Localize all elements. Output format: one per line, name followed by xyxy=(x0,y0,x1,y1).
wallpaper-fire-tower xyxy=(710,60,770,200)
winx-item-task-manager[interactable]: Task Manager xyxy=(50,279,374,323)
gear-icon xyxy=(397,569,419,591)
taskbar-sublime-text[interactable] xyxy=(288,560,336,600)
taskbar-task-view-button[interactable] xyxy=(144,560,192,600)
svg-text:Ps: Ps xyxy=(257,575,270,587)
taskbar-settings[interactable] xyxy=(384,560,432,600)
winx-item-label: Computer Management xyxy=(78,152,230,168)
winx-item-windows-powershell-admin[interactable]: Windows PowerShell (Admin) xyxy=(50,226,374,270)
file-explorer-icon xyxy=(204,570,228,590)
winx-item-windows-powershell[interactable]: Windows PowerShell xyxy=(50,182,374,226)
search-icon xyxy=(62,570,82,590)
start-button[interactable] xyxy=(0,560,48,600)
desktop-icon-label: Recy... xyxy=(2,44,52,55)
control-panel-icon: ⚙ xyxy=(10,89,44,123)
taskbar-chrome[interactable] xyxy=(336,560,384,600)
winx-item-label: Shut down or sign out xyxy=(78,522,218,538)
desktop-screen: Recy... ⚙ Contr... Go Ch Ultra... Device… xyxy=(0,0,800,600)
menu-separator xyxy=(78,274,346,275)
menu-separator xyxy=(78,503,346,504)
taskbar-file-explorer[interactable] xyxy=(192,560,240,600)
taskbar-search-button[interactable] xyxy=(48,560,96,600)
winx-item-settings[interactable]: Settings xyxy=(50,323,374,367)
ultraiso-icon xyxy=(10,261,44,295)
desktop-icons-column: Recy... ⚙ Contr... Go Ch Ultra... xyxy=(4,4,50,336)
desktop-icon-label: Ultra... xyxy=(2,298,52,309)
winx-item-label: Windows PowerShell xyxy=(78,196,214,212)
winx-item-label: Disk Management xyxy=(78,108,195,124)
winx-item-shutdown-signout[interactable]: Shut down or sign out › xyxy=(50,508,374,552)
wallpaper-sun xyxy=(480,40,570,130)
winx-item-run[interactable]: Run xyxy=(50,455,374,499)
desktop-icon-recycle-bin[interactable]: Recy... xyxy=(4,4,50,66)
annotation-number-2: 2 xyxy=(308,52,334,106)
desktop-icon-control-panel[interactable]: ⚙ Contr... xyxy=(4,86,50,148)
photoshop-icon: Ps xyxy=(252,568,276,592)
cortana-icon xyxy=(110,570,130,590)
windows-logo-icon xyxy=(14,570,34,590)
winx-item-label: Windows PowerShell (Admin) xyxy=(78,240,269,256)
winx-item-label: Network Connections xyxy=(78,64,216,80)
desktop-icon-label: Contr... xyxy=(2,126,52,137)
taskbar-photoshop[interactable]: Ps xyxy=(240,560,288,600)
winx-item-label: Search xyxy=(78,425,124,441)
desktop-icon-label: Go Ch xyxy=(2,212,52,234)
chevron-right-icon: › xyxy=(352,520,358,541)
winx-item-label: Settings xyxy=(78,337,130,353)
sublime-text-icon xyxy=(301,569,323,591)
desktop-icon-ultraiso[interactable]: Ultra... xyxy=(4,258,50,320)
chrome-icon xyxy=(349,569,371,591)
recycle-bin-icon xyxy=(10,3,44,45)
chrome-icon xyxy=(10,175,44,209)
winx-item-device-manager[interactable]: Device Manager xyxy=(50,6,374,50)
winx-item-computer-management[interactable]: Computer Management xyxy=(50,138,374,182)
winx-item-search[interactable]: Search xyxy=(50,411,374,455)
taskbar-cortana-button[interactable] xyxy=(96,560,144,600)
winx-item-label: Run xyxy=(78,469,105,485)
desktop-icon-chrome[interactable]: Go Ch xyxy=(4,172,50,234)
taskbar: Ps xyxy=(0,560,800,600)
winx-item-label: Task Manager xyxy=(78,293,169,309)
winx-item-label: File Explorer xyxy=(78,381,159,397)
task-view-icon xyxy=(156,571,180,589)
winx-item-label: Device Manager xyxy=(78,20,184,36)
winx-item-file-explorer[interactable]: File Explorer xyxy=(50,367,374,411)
◇ ◇ ◇
TASK DESCRIPTION → Update the entries above by replacing every "Task Manager" with "Process Monitor", and leave all other text unchanged.

TASK SOLUTION →
Localize all elements. Output format: one per line, name followed by xyxy=(x0,y0,x1,y1).
wallpaper-fire-tower xyxy=(710,60,770,200)
winx-item-task-manager[interactable]: Process Monitor xyxy=(50,279,374,323)
gear-icon xyxy=(397,569,419,591)
taskbar-sublime-text[interactable] xyxy=(288,560,336,600)
taskbar-task-view-button[interactable] xyxy=(144,560,192,600)
svg-text:Ps: Ps xyxy=(257,575,270,587)
taskbar-settings[interactable] xyxy=(384,560,432,600)
winx-item-label: Computer Management xyxy=(78,152,230,168)
winx-item-windows-powershell-admin[interactable]: Windows PowerShell (Admin) xyxy=(50,226,374,270)
file-explorer-icon xyxy=(204,570,228,590)
winx-item-windows-powershell[interactable]: Windows PowerShell xyxy=(50,182,374,226)
search-icon xyxy=(62,570,82,590)
start-button[interactable] xyxy=(0,560,48,600)
desktop-icon-label: Recy... xyxy=(2,44,52,55)
control-panel-icon: ⚙ xyxy=(10,89,44,123)
taskbar-chrome[interactable] xyxy=(336,560,384,600)
winx-item-label: Shut down or sign out xyxy=(78,522,218,538)
desktop-screen: Recy... ⚙ Contr... Go Ch Ultra... Device… xyxy=(0,0,800,600)
menu-separator xyxy=(78,274,346,275)
menu-separator xyxy=(78,503,346,504)
taskbar-file-explorer[interactable] xyxy=(192,560,240,600)
taskbar-search-button[interactable] xyxy=(48,560,96,600)
winx-item-settings[interactable]: Settings xyxy=(50,323,374,367)
ultraiso-icon xyxy=(10,261,44,295)
desktop-icons-column: Recy... ⚙ Contr... Go Ch Ultra... xyxy=(4,4,50,336)
desktop-icon-label: Ultra... xyxy=(2,298,52,309)
winx-item-label: Windows PowerShell xyxy=(78,196,214,212)
winx-item-label: Disk Management xyxy=(78,108,195,124)
winx-item-shutdown-signout[interactable]: Shut down or sign out › xyxy=(50,508,374,552)
wallpaper-sun xyxy=(480,40,570,130)
winx-item-run[interactable]: Run xyxy=(50,455,374,499)
desktop-icon-recycle-bin[interactable]: Recy... xyxy=(4,4,50,66)
annotation-number-2: 2 xyxy=(308,52,334,106)
desktop-icon-control-panel[interactable]: ⚙ Contr... xyxy=(4,86,50,148)
photoshop-icon: Ps xyxy=(252,568,276,592)
cortana-icon xyxy=(110,570,130,590)
windows-logo-icon xyxy=(14,570,34,590)
winx-item-label: Windows PowerShell (Admin) xyxy=(78,240,269,256)
winx-item-label: Network Connections xyxy=(78,64,216,80)
desktop-icon-label: Contr... xyxy=(2,126,52,137)
taskbar-photoshop[interactable]: Ps xyxy=(240,560,288,600)
winx-item-label: Search xyxy=(78,425,124,441)
desktop-icon-label: Go Ch xyxy=(2,212,52,234)
chevron-right-icon: › xyxy=(352,520,358,541)
winx-item-label: Settings xyxy=(78,337,130,353)
sublime-text-icon xyxy=(301,569,323,591)
desktop-icon-ultraiso[interactable]: Ultra... xyxy=(4,258,50,320)
chrome-icon xyxy=(349,569,371,591)
recycle-bin-icon xyxy=(10,3,44,45)
chrome-icon xyxy=(10,175,44,209)
winx-item-device-manager[interactable]: Device Manager xyxy=(50,6,374,50)
winx-item-computer-management[interactable]: Computer Management xyxy=(50,138,374,182)
winx-item-search[interactable]: Search xyxy=(50,411,374,455)
taskbar-cortana-button[interactable] xyxy=(96,560,144,600)
winx-item-label: Run xyxy=(78,469,105,485)
desktop-icon-chrome[interactable]: Go Ch xyxy=(4,172,50,234)
taskbar: Ps xyxy=(0,560,800,600)
winx-item-label: Process Monitor xyxy=(78,293,169,309)
winx-item-label: File Explorer xyxy=(78,381,159,397)
task-view-icon xyxy=(156,571,180,589)
winx-item-label: Device Manager xyxy=(78,20,184,36)
winx-item-file-explorer[interactable]: File Explorer xyxy=(50,367,374,411)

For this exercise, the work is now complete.